Every record here needs to be written out again exactly.

-- BEGIN Rows --

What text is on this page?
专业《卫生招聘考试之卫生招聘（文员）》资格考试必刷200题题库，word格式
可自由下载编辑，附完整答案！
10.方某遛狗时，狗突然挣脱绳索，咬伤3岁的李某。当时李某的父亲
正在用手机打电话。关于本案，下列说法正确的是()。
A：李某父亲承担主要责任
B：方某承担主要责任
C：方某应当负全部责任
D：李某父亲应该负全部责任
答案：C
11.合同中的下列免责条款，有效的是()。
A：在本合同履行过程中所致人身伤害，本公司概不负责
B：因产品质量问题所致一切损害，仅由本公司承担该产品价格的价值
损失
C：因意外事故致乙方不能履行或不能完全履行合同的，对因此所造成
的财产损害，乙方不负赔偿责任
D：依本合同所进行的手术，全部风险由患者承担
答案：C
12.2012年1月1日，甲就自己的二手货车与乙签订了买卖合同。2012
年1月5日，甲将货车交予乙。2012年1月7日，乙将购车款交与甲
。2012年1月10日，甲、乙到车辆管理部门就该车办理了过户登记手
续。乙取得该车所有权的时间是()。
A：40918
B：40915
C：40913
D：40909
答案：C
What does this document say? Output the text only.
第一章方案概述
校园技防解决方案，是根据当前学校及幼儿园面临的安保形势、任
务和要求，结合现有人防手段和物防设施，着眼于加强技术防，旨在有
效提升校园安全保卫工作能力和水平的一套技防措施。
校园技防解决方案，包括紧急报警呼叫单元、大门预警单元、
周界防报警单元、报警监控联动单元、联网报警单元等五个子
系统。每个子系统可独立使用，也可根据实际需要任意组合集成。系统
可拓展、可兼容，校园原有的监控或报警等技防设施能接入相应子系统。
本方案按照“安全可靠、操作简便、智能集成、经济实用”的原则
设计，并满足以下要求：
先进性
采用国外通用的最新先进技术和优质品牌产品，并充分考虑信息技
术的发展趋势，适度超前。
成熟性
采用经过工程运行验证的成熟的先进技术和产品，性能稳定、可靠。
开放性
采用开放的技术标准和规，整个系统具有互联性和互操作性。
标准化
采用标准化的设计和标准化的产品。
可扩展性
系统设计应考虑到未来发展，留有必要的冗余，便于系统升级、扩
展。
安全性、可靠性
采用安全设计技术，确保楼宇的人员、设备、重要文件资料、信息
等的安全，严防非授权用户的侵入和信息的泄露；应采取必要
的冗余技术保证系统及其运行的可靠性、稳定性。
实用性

-- END Rows --

-- The response --
What text is on this page?
专业《卫生招聘考试之卫生招聘（文员）》资格考试必刷200题题库，word格式
可自由下载编辑，附完整答案！
10.方某遛狗时，狗突然挣脱绳索，咬伤3岁的李某。当时李某的父亲
正在用手机打电话。关于本案，下列说法正确的是()。
A：李某父亲承担主要责任
B：方某承担主要责任
C：方某应当负全部责任
D：李某父亲应该负全部责任
答案：C
11.合同中的下列免责条款，有效的是()。
A：在本合同履行过程中所致人身伤害，本公司概不负责
B：因产品质量问题所致一切损害，仅由本公司承担该产品价格的价值
损失
C：因意外事故致乙方不能履行或不能完全履行合同的，对因此所造成
的财产损害，乙方不负赔偿责任
D：依本合同所进行的手术，全部风险由患者承担
答案：C
12.2012年1月1日，甲就自己的二手货车与乙签订了买卖合同。2012
年1月5日，甲将货车交予乙。2012年1月7日，乙将购车款交与甲
。2012年1月10日，甲、乙到车辆管理部门就该车办理了过户登记手
续。乙取得该车所有权的时间是()。
A：40918
B：40915
C：40913
D：40909
答案：C
What does this document say? Output the text only.
第一章方案概述
校园技防解决方案，是根据当前学校及幼儿园面临的安保形势、任
务和要求，结合现有人防手段和物防设施，着眼于加强技术防，旨在有
效提升校园安全保卫工作能力和水平的一套技防措施。
校园技防解决方案，包括紧急报警呼叫单元、大门预警单元、
周界防报警单元、报警监控联动单元、联网报警单元等五个子
系统。每个子系统可独立使用，也可根据实际需要任意组合集成。系统
可拓展、可兼容，校园原有的监控或报警等技防设施能接入相应子系统。
本方案按照“安全可靠、操作简便、智能集成、经济实用”的原则
设计，并满足以下要求：
先进性
采用国外通用的最新先进技术和优质品牌产品，并充分考虑信息技
术的发展趋势，适度超前。
成熟性
采用经过工程运行验证的成熟的先进技术和产品，性能稳定、可靠。
开放性
采用开放的技术标准和规，整个系统具有互联性和互操作性。
标准化
采用标准化的设计和标准化的产品。
可扩展性
系统设计应考虑到未来发展，留有必要的冗余，便于系统升级、扩
展。
安全性、可靠性
采用安全设计技术，确保楼宇的人员、设备、重要文件资料、信息
等的安全，严防非授权用户的侵入和信息的泄露；应采取必要
的冗余技术保证系统及其运行的可靠性、稳定性。
实用性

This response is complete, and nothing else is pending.